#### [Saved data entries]

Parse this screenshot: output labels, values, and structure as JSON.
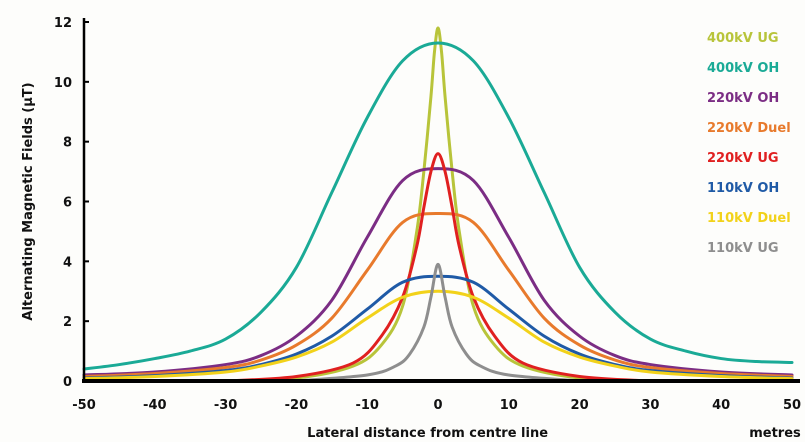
{
  "chart_data": {
    "type": "line",
    "title": "",
    "xlabel": "Lateral distance from centre line",
    "xunit": "metres",
    "ylabel": "Alternating Magnetic Fields (µT)",
    "xlim": [
      -50,
      50
    ],
    "ylim": [
      0,
      12
    ],
    "xticks": [
      -50,
      -40,
      -30,
      -20,
      -10,
      0,
      10,
      20,
      30,
      40,
      50
    ],
    "yticks": [
      0,
      2,
      4,
      6,
      8,
      10,
      12
    ],
    "grid": false,
    "legend_position": "right",
    "series": [
      {
        "name": "400kV UG",
        "color": "#b8c43a",
        "points": [
          [
            -30,
            0
          ],
          [
            -20,
            0.1
          ],
          [
            -12,
            0.5
          ],
          [
            -8,
            1.2
          ],
          [
            -5,
            2.5
          ],
          [
            -3,
            5.0
          ],
          [
            -2,
            7.0
          ],
          [
            -1,
            9.5
          ],
          [
            -0.5,
            11.0
          ],
          [
            0,
            11.8
          ],
          [
            0.5,
            11.0
          ],
          [
            1,
            9.5
          ],
          [
            2,
            7.0
          ],
          [
            3,
            5.0
          ],
          [
            5,
            2.5
          ],
          [
            8,
            1.2
          ],
          [
            12,
            0.5
          ],
          [
            20,
            0.1
          ],
          [
            30,
            0
          ]
        ]
      },
      {
        "name": "400kV OH",
        "color": "#1aaa96",
        "points": [
          [
            -50,
            0.4
          ],
          [
            -45,
            0.55
          ],
          [
            -40,
            0.75
          ],
          [
            -35,
            1.0
          ],
          [
            -30,
            1.4
          ],
          [
            -25,
            2.3
          ],
          [
            -20,
            3.8
          ],
          [
            -15,
            6.3
          ],
          [
            -10,
            8.8
          ],
          [
            -5,
            10.7
          ],
          [
            0,
            11.3
          ],
          [
            5,
            10.7
          ],
          [
            10,
            8.8
          ],
          [
            15,
            6.3
          ],
          [
            20,
            3.8
          ],
          [
            25,
            2.3
          ],
          [
            30,
            1.4
          ],
          [
            35,
            1.0
          ],
          [
            40,
            0.75
          ],
          [
            45,
            0.65
          ],
          [
            50,
            0.62
          ]
        ]
      },
      {
        "name": "220kV OH",
        "color": "#7b2d84",
        "points": [
          [
            -50,
            0.2
          ],
          [
            -40,
            0.3
          ],
          [
            -30,
            0.55
          ],
          [
            -25,
            0.85
          ],
          [
            -20,
            1.5
          ],
          [
            -15,
            2.7
          ],
          [
            -10,
            4.8
          ],
          [
            -5,
            6.7
          ],
          [
            0,
            7.1
          ],
          [
            5,
            6.7
          ],
          [
            10,
            4.8
          ],
          [
            15,
            2.7
          ],
          [
            20,
            1.5
          ],
          [
            25,
            0.85
          ],
          [
            30,
            0.55
          ],
          [
            40,
            0.3
          ],
          [
            50,
            0.2
          ]
        ]
      },
      {
        "name": "220kV Duel",
        "color": "#e87a2c",
        "points": [
          [
            -50,
            0.15
          ],
          [
            -40,
            0.25
          ],
          [
            -30,
            0.45
          ],
          [
            -25,
            0.7
          ],
          [
            -20,
            1.2
          ],
          [
            -15,
            2.1
          ],
          [
            -10,
            3.7
          ],
          [
            -5,
            5.3
          ],
          [
            0,
            5.6
          ],
          [
            5,
            5.3
          ],
          [
            10,
            3.7
          ],
          [
            15,
            2.1
          ],
          [
            20,
            1.2
          ],
          [
            25,
            0.7
          ],
          [
            30,
            0.45
          ],
          [
            40,
            0.25
          ],
          [
            50,
            0.15
          ]
        ]
      },
      {
        "name": "220kV UG",
        "color": "#e02020",
        "points": [
          [
            -30,
            0
          ],
          [
            -20,
            0.15
          ],
          [
            -12,
            0.6
          ],
          [
            -8,
            1.5
          ],
          [
            -5,
            2.8
          ],
          [
            -3,
            4.5
          ],
          [
            -2,
            5.8
          ],
          [
            -1,
            7.0
          ],
          [
            0,
            7.6
          ],
          [
            1,
            7.0
          ],
          [
            2,
            5.8
          ],
          [
            3,
            4.5
          ],
          [
            5,
            2.8
          ],
          [
            8,
            1.5
          ],
          [
            12,
            0.6
          ],
          [
            20,
            0.15
          ],
          [
            30,
            0
          ]
        ]
      },
      {
        "name": "110kV OH",
        "color": "#1f5aa6",
        "points": [
          [
            -50,
            0.1
          ],
          [
            -40,
            0.18
          ],
          [
            -30,
            0.35
          ],
          [
            -25,
            0.55
          ],
          [
            -20,
            0.9
          ],
          [
            -15,
            1.5
          ],
          [
            -10,
            2.4
          ],
          [
            -5,
            3.3
          ],
          [
            0,
            3.5
          ],
          [
            5,
            3.3
          ],
          [
            10,
            2.4
          ],
          [
            15,
            1.5
          ],
          [
            20,
            0.9
          ],
          [
            25,
            0.55
          ],
          [
            30,
            0.35
          ],
          [
            40,
            0.18
          ],
          [
            50,
            0.1
          ]
        ]
      },
      {
        "name": "110kV Duel",
        "color": "#f2d21a",
        "points": [
          [
            -50,
            0.08
          ],
          [
            -40,
            0.15
          ],
          [
            -30,
            0.3
          ],
          [
            -25,
            0.5
          ],
          [
            -20,
            0.8
          ],
          [
            -15,
            1.3
          ],
          [
            -10,
            2.1
          ],
          [
            -5,
            2.8
          ],
          [
            0,
            3.0
          ],
          [
            5,
            2.8
          ],
          [
            10,
            2.1
          ],
          [
            15,
            1.3
          ],
          [
            20,
            0.8
          ],
          [
            25,
            0.5
          ],
          [
            30,
            0.3
          ],
          [
            40,
            0.15
          ],
          [
            50,
            0.08
          ]
        ]
      },
      {
        "name": "110kV UG",
        "color": "#8e8e8e",
        "points": [
          [
            -20,
            0
          ],
          [
            -10,
            0.2
          ],
          [
            -6,
            0.5
          ],
          [
            -4,
            0.9
          ],
          [
            -2,
            1.8
          ],
          [
            -1,
            2.8
          ],
          [
            0,
            3.9
          ],
          [
            1,
            2.8
          ],
          [
            2,
            1.8
          ],
          [
            4,
            0.9
          ],
          [
            6,
            0.5
          ],
          [
            10,
            0.2
          ],
          [
            20,
            0
          ]
        ]
      }
    ]
  }
}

#### [Set problem]
Repeat the entries exactly and keep the pictures out of the copy.

#### [Reply]
Parse this screenshot: output labels, values, and structure as JSON.
{
  "chart_data": {
    "type": "line",
    "title": "",
    "xlabel": "Lateral distance from centre line",
    "xunit": "metres",
    "ylabel": "Alternating Magnetic Fields (µT)",
    "xlim": [
      -50,
      50
    ],
    "ylim": [
      0,
      12
    ],
    "xticks": [
      -50,
      -40,
      -30,
      -20,
      -10,
      0,
      10,
      20,
      30,
      40,
      50
    ],
    "yticks": [
      0,
      2,
      4,
      6,
      8,
      10,
      12
    ],
    "grid": false,
    "legend_position": "right",
    "series": [
      {
        "name": "400kV UG",
        "color": "#b8c43a",
        "points": [
          [
            -30,
            0
          ],
          [
            -20,
            0.1
          ],
          [
            -12,
            0.5
          ],
          [
            -8,
            1.2
          ],
          [
            -5,
            2.5
          ],
          [
            -3,
            5.0
          ],
          [
            -2,
            7.0
          ],
          [
            -1,
            9.5
          ],
          [
            -0.5,
            11.0
          ],
          [
            0,
            11.8
          ],
          [
            0.5,
            11.0
          ],
          [
            1,
            9.5
          ],
          [
            2,
            7.0
          ],
          [
            3,
            5.0
          ],
          [
            5,
            2.5
          ],
          [
            8,
            1.2
          ],
          [
            12,
            0.5
          ],
          [
            20,
            0.1
          ],
          [
            30,
            0
          ]
        ]
      },
      {
        "name": "400kV OH",
        "color": "#1aaa96",
        "points": [
          [
            -50,
            0.4
          ],
          [
            -45,
            0.55
          ],
          [
            -40,
            0.75
          ],
          [
            -35,
            1.0
          ],
          [
            -30,
            1.4
          ],
          [
            -25,
            2.3
          ],
          [
            -20,
            3.8
          ],
          [
            -15,
            6.3
          ],
          [
            -10,
            8.8
          ],
          [
            -5,
            10.7
          ],
          [
            0,
            11.3
          ],
          [
            5,
            10.7
          ],
          [
            10,
            8.8
          ],
          [
            15,
            6.3
          ],
          [
            20,
            3.8
          ],
          [
            25,
            2.3
          ],
          [
            30,
            1.4
          ],
          [
            35,
            1.0
          ],
          [
            40,
            0.75
          ],
          [
            45,
            0.65
          ],
          [
            50,
            0.62
          ]
        ]
      },
      {
        "name": "220kV OH",
        "color": "#7b2d84",
        "points": [
          [
            -50,
            0.2
          ],
          [
            -40,
            0.3
          ],
          [
            -30,
            0.55
          ],
          [
            -25,
            0.85
          ],
          [
            -20,
            1.5
          ],
          [
            -15,
            2.7
          ],
          [
            -10,
            4.8
          ],
          [
            -5,
            6.7
          ],
          [
            0,
            7.1
          ],
          [
            5,
            6.7
          ],
          [
            10,
            4.8
          ],
          [
            15,
            2.7
          ],
          [
            20,
            1.5
          ],
          [
            25,
            0.85
          ],
          [
            30,
            0.55
          ],
          [
            40,
            0.3
          ],
          [
            50,
            0.2
          ]
        ]
      },
      {
        "name": "220kV Duel",
        "color": "#e87a2c",
        "points": [
          [
            -50,
            0.15
          ],
          [
            -40,
            0.25
          ],
          [
            -30,
            0.45
          ],
          [
            -25,
            0.7
          ],
          [
            -20,
            1.2
          ],
          [
            -15,
            2.1
          ],
          [
            -10,
            3.7
          ],
          [
            -5,
            5.3
          ],
          [
            0,
            5.6
          ],
          [
            5,
            5.3
          ],
          [
            10,
            3.7
          ],
          [
            15,
            2.1
          ],
          [
            20,
            1.2
          ],
          [
            25,
            0.7
          ],
          [
            30,
            0.45
          ],
          [
            40,
            0.25
          ],
          [
            50,
            0.15
          ]
        ]
      },
      {
        "name": "220kV UG",
        "color": "#e02020",
        "points": [
          [
            -30,
            0
          ],
          [
            -20,
            0.15
          ],
          [
            -12,
            0.6
          ],
          [
            -8,
            1.5
          ],
          [
            -5,
            2.8
          ],
          [
            -3,
            4.5
          ],
          [
            -2,
            5.8
          ],
          [
            -1,
            7.0
          ],
          [
            0,
            7.6
          ],
          [
            1,
            7.0
          ],
          [
            2,
            5.8
          ],
          [
            3,
            4.5
          ],
          [
            5,
            2.8
          ],
          [
            8,
            1.5
          ],
          [
            12,
            0.6
          ],
          [
            20,
            0.15
          ],
          [
            30,
            0
          ]
        ]
      },
      {
        "name": "110kV OH",
        "color": "#1f5aa6",
        "points": [
          [
            -50,
            0.1
          ],
          [
            -40,
            0.18
          ],
          [
            -30,
            0.35
          ],
          [
            -25,
            0.55
          ],
          [
            -20,
            0.9
          ],
          [
            -15,
            1.5
          ],
          [
            -10,
            2.4
          ],
          [
            -5,
            3.3
          ],
          [
            0,
            3.5
          ],
          [
            5,
            3.3
          ],
          [
            10,
            2.4
          ],
          [
            15,
            1.5
          ],
          [
            20,
            0.9
          ],
          [
            25,
            0.55
          ],
          [
            30,
            0.35
          ],
          [
            40,
            0.18
          ],
          [
            50,
            0.1
          ]
        ]
      },
      {
        "name": "110kV Duel",
        "color": "#f2d21a",
        "points": [
          [
            -50,
            0.08
          ],
          [
            -40,
            0.15
          ],
          [
            -30,
            0.3
          ],
          [
            -25,
            0.5
          ],
          [
            -20,
            0.8
          ],
          [
            -15,
            1.3
          ],
          [
            -10,
            2.1
          ],
          [
            -5,
            2.8
          ],
          [
            0,
            3.0
          ],
          [
            5,
            2.8
          ],
          [
            10,
            2.1
          ],
          [
            15,
            1.3
          ],
          [
            20,
            0.8
          ],
          [
            25,
            0.5
          ],
          [
            30,
            0.3
          ],
          [
            40,
            0.15
          ],
          [
            50,
            0.08
          ]
        ]
      },
      {
        "name": "110kV UG",
        "color": "#8e8e8e",
        "points": [
          [
            -20,
            0
          ],
          [
            -10,
            0.2
          ],
          [
            -6,
            0.5
          ],
          [
            -4,
            0.9
          ],
          [
            -2,
            1.8
          ],
          [
            -1,
            2.8
          ],
          [
            0,
            3.9
          ],
          [
            1,
            2.8
          ],
          [
            2,
            1.8
          ],
          [
            4,
            0.9
          ],
          [
            6,
            0.5
          ],
          [
            10,
            0.2
          ],
          [
            20,
            0
          ]
        ]
      }
    ]
  }
}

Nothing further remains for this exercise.